Reading passage:
<<<<

In landmark decision, federal judges condemn ICE
A demonstrator holds a sign saying 'STOP BEATING PEOPLE' near a line of law enforcement as protesters gather outside the ICE detention facility in the Chicago suburb of Broadview, Ill, Nov. 1, 2025. | Alex Brandon / AP

CHICAGO—In landmark rulings that could signal the beginning of the end to legal tolerance of the Trump administration’s violent immigration raids and arrests, two federal judges in Chicago, ruling on separate lawsuits, have “thrown the book” at ICE.  One demanded an end to the violence used against protesters, demonstrators, the media, and the people they dragoon in their “Operation Midway Blitz.” The other demanded an end to the inhumane conditions in ICE’s detention center in suburban Chicago’s town of Broadview. The Broadview facility resembles prisons in autocratic dictatorships. 

Though the Trump regime won an immediate stay of the two decisions from the 7th U.S. Circuit Court of Appeals, also in Chicago, its judges indicated they would rule quickly on whether to uphold the lower court rulings.

>>>>

Source excerpt:
<<<<

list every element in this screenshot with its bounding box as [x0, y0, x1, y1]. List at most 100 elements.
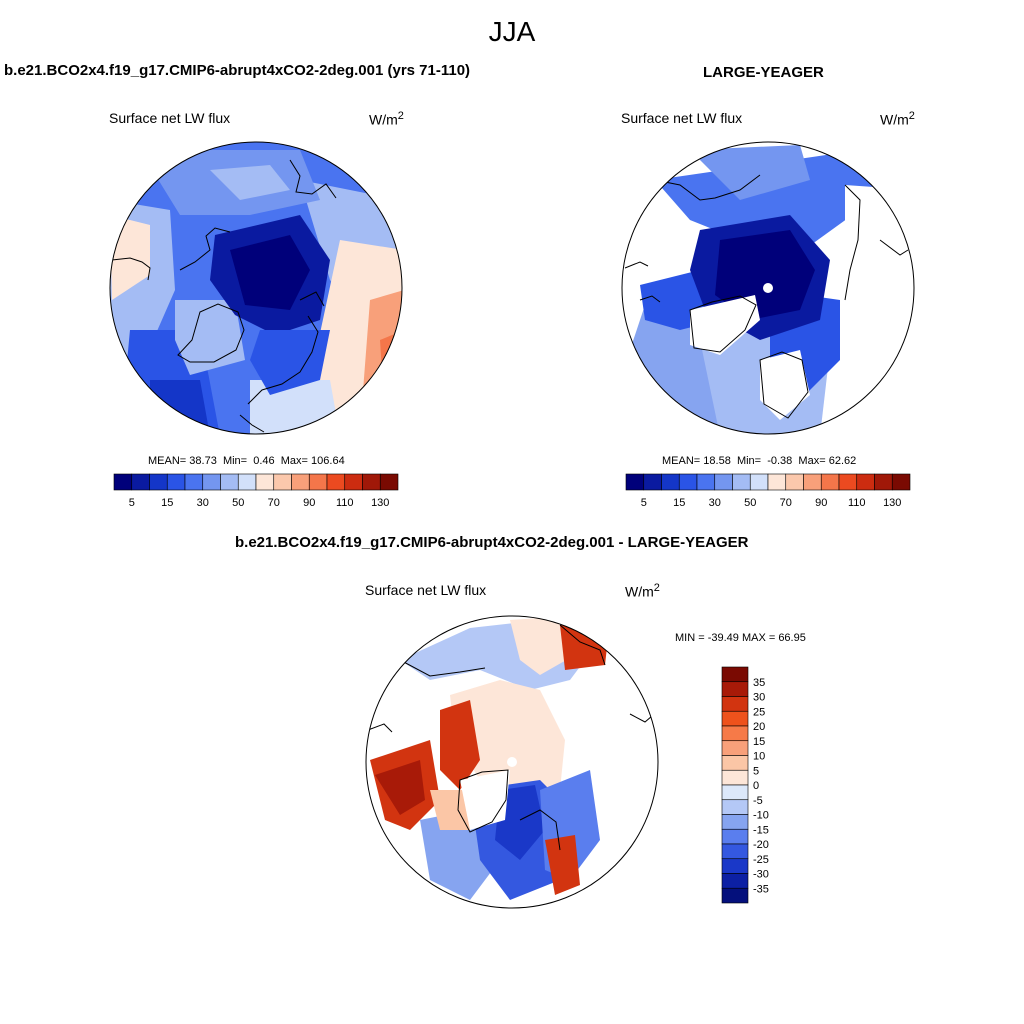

>>>>

Your tasks:
**1)** Transcribe word for word the part of the article on the Chicago ICE rulings starting at "CHICAGO—In landmark rulings" and ending at "lower court rulings.".
**2)** According to the article on the Chicago ICE rulings, which court granted the Trump administration an immediate stay of the two decisions?
**3)** Write the next part of the article on the Chicago ICE rulings, continuing after its final sentence.
The data is not needed for this work.

Outputs for the tasks:
**1)**
CHICAGO—In landmark rulings that could signal the beginning of the end to legal tolerance of the Trump administration’s violent immigration raids and arrests, two federal judges in Chicago, ruling on separate lawsuits, have “thrown the book” at ICE.  One demanded an end to the violence used against protesters, demonstrators, the media, and the people they dragoon in their “Operation Midway Blitz.” The other demanded an end to the inhumane conditions in ICE’s detention center in suburban Chicago’s town of Broadview. The Broadview facility resembles prisons in autocratic dictatorships. 

Though the Trump regime won an immediate stay of the two decisions from the 7th U.S. Circuit Court of Appeals, also in Chicago, its judges indicated they would rule quickly on whether to uphold the lower court rulings.

**2)** The 7th U.S. Circuit Court of Appeals in Chicago.

**3)**
The November 22 decision by U.S. District Judge Sara Ellis featured not just written words but photos and body camera footage of ICE (Immigration and Customs Enforcement) agents singling out peaceful protesters and reporters, as well as supposedly undocumented people the agents rounded up for violent assaults, tear-gassing, rubber bullets, flash grenades, beatings, and worse.

Judge Ellis’s decision, which expanded on her prior preliminary injunction in the case, drew praise from pro-migrant groups and from the two unions, the Chicago News Guild and NABET-CWA Local 41, who sued to stop ICE’s targeted violence. ICE has arrested more than 3,000 people. 

News Guild Executive Director Emily Steelhammer testified members of the union said they were hit with rubber bullets, pepper balls, and chemical weapons, including tear gas. The incidents mostly occurred in Broadview, but also took place at other Chicago-area demonstrations.

“Joining the lawsuit was a step we had to take after weeks of our members being targeted by DHS agents, who were indiscriminately throwing tear gas canisters at groups of journalists, pelting them with pepper balls and rubber bullets, threatening and even arresting reporters,” Chicago News Guild President Andy Grimm said after the unions and their allies won Judge Ellis’s first, temporary, injunction. Judge Ellis’s November 22 ruling is the permanent injunction against ICE.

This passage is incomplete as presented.